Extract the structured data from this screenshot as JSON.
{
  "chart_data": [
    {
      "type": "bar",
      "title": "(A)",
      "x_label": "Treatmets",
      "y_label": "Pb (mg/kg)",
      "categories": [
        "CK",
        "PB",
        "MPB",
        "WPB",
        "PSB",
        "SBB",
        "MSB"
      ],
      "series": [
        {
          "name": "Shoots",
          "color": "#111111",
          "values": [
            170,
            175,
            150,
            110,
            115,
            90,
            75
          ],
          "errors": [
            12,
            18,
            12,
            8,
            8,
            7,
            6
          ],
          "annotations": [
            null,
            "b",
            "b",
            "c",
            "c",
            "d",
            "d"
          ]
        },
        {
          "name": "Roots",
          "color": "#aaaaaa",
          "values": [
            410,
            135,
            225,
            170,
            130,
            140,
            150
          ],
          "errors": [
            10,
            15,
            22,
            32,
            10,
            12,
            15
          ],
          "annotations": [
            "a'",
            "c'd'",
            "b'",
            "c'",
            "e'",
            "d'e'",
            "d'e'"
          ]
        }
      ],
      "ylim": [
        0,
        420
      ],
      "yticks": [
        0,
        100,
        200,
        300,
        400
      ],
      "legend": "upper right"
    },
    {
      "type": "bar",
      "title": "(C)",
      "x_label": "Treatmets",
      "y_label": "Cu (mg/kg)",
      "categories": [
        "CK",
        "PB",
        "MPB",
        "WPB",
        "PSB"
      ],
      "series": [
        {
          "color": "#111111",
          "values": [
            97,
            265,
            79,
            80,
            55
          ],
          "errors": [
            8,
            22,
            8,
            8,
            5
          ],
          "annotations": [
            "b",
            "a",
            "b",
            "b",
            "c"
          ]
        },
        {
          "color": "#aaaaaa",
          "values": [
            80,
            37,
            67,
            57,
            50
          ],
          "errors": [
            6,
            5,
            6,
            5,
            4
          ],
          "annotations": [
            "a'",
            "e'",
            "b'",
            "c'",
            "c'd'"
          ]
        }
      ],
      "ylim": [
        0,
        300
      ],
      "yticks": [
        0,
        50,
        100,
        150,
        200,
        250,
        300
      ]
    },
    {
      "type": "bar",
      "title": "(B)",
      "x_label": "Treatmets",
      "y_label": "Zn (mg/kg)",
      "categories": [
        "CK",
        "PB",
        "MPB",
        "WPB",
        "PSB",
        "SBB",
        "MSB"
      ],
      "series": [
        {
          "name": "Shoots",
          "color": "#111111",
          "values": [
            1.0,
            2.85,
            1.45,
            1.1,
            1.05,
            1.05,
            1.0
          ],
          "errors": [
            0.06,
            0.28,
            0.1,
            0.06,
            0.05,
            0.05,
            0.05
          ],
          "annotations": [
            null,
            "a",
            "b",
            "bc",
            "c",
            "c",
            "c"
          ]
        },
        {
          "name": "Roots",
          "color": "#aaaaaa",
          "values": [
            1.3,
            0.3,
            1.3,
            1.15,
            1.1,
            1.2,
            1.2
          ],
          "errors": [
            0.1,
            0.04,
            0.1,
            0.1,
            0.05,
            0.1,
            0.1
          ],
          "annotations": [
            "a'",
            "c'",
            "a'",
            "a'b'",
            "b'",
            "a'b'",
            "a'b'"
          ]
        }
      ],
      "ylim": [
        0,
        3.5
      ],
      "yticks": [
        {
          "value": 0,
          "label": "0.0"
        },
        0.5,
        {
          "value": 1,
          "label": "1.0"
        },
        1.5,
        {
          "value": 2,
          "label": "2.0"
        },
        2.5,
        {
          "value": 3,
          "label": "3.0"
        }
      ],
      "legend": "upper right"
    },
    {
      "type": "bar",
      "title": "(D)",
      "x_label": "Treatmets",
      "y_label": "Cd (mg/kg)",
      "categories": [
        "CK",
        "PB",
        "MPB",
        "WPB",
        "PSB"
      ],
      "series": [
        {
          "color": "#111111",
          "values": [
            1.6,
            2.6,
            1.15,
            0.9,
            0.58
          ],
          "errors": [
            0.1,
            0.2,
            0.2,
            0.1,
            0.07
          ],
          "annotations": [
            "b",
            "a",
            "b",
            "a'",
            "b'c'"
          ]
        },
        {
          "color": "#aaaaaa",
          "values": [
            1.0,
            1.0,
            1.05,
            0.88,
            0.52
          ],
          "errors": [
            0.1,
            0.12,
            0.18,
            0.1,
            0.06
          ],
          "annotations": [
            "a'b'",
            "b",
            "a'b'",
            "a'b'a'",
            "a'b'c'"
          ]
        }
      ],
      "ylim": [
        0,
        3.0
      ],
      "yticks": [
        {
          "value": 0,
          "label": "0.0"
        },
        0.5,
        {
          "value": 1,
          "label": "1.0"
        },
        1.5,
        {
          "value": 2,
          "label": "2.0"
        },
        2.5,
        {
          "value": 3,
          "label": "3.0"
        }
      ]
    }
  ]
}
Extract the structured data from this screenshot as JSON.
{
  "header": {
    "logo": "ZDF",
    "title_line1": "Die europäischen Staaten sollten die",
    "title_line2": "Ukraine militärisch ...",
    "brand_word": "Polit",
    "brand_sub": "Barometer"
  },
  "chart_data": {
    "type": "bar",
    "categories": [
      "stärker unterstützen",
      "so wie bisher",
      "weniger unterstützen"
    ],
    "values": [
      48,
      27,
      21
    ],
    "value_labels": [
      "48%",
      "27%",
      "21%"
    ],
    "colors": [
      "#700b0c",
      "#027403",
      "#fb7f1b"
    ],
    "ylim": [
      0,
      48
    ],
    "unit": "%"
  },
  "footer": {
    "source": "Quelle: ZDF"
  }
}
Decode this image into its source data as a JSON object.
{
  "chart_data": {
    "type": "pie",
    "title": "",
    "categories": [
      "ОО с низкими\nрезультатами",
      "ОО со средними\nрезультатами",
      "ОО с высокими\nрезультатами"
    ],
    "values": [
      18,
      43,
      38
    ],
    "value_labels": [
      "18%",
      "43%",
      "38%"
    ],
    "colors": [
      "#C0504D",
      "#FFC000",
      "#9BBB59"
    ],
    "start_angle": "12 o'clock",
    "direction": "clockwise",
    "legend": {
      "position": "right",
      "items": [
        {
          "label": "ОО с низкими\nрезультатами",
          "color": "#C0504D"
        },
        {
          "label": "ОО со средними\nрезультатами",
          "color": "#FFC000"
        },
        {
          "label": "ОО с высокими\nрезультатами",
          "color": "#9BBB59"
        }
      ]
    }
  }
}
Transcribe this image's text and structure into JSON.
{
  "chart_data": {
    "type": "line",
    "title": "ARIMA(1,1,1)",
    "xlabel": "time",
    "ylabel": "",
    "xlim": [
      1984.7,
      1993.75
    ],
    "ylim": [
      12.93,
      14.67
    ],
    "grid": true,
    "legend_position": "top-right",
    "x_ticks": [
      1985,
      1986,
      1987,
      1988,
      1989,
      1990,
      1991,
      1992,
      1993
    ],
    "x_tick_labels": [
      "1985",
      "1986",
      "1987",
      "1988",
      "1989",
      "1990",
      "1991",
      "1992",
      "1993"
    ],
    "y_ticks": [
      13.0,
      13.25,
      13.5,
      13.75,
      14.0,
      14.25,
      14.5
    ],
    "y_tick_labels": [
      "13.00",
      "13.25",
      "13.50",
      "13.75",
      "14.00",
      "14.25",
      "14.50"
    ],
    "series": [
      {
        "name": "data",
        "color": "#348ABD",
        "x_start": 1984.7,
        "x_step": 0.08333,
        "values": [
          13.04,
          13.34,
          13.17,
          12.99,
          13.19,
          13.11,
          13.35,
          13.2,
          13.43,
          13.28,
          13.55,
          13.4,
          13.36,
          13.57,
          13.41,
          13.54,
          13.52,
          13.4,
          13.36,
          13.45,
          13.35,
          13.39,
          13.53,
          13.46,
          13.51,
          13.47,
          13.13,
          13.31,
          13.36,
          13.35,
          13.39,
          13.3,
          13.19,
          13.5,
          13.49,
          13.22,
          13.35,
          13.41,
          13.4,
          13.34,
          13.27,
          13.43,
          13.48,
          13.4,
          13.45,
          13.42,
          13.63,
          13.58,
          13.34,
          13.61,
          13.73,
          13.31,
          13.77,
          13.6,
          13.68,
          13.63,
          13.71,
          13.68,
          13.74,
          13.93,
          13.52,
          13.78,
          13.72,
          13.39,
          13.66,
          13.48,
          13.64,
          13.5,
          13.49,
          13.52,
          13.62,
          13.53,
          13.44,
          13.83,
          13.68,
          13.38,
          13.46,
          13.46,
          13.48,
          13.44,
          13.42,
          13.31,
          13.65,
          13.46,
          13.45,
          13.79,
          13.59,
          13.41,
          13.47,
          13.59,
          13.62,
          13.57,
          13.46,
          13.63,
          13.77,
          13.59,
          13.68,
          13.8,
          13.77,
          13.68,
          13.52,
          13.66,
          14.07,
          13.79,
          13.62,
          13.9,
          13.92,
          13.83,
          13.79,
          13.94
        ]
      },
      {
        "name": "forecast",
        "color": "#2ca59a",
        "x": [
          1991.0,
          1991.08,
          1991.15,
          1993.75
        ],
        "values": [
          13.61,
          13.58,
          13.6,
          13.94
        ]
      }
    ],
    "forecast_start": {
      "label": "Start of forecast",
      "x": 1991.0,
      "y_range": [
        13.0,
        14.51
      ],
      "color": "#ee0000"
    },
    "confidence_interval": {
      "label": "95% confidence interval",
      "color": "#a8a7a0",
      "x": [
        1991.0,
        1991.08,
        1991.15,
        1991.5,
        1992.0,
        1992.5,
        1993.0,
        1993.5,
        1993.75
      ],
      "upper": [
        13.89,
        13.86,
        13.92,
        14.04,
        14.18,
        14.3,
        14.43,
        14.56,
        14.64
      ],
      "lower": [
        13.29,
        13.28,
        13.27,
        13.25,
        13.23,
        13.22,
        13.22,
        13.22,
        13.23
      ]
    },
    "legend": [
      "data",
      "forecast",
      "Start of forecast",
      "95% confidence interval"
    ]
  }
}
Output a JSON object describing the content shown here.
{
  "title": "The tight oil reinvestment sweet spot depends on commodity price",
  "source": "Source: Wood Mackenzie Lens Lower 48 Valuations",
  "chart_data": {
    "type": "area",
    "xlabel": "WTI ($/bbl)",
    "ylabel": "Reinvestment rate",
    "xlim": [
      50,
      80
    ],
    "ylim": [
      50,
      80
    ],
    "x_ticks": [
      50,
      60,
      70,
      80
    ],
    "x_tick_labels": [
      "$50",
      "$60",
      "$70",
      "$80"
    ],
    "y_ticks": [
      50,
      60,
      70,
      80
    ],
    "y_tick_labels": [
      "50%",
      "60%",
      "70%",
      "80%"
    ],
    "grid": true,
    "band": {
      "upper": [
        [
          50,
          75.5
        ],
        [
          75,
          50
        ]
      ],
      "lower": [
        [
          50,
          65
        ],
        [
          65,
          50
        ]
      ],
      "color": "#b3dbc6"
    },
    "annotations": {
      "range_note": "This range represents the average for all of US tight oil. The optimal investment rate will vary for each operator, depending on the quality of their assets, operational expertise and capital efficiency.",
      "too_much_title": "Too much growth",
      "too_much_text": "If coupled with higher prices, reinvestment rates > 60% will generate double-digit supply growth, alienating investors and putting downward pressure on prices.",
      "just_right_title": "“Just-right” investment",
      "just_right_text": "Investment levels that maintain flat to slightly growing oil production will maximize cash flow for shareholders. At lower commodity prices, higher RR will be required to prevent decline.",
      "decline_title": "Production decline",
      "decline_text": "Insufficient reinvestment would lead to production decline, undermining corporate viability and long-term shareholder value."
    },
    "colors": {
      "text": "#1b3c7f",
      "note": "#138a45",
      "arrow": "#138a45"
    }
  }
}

PROMPT: Say how many lines hold the word "низкими", giving the number and nothing else.

SOLUTION TO THIS EXERCISE: 2